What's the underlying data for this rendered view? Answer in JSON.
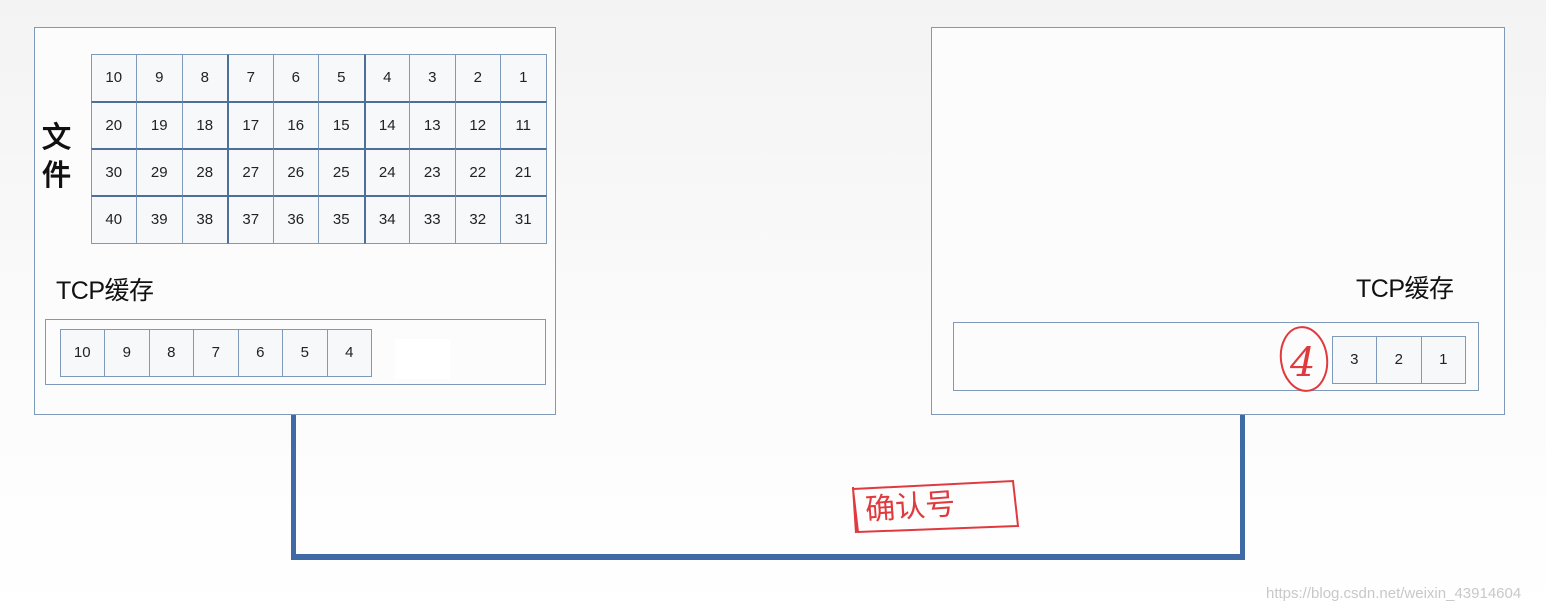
{
  "sender": {
    "file_label": "文件",
    "file_rows": [
      [
        "10",
        "9",
        "8",
        "7",
        "6",
        "5",
        "4",
        "3",
        "2",
        "1"
      ],
      [
        "20",
        "19",
        "18",
        "17",
        "16",
        "15",
        "14",
        "13",
        "12",
        "11"
      ],
      [
        "30",
        "29",
        "28",
        "27",
        "26",
        "25",
        "24",
        "23",
        "22",
        "21"
      ],
      [
        "40",
        "39",
        "38",
        "37",
        "36",
        "35",
        "34",
        "33",
        "32",
        "31"
      ]
    ],
    "tcp_label": "TCP缓存",
    "buffer_cells": [
      "10",
      "9",
      "8",
      "7",
      "6",
      "5",
      "4"
    ]
  },
  "receiver": {
    "tcp_label": "TCP缓存",
    "buffer_cells": [
      "3",
      "2",
      "1"
    ]
  },
  "annotations": {
    "circled_number": "4",
    "ack_note": "确认号"
  },
  "watermark": "https://blog.csdn.net/weixin_43914604",
  "colors": {
    "panel_border": "#7f9ab9",
    "link": "#3f6aa5",
    "annotation": "#e0393e"
  }
}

******

### [What this task involves]
Each record should be quoted exactly, with the images omitted.

### [Output for this exercise]
What's the underlying data for this rendered view? Answer in JSON.
{
  "sender": {
    "file_label": "文件",
    "file_rows": [
      [
        "10",
        "9",
        "8",
        "7",
        "6",
        "5",
        "4",
        "3",
        "2",
        "1"
      ],
      [
        "20",
        "19",
        "18",
        "17",
        "16",
        "15",
        "14",
        "13",
        "12",
        "11"
      ],
      [
        "30",
        "29",
        "28",
        "27",
        "26",
        "25",
        "24",
        "23",
        "22",
        "21"
      ],
      [
        "40",
        "39",
        "38",
        "37",
        "36",
        "35",
        "34",
        "33",
        "32",
        "31"
      ]
    ],
    "tcp_label": "TCP缓存",
    "buffer_cells": [
      "10",
      "9",
      "8",
      "7",
      "6",
      "5",
      "4"
    ]
  },
  "receiver": {
    "tcp_label": "TCP缓存",
    "buffer_cells": [
      "3",
      "2",
      "1"
    ]
  },
  "annotations": {
    "circled_number": "4",
    "ack_note": "确认号"
  },
  "watermark": "https://blog.csdn.net/weixin_43914604",
  "colors": {
    "panel_border": "#7f9ab9",
    "link": "#3f6aa5",
    "annotation": "#e0393e"
  }
}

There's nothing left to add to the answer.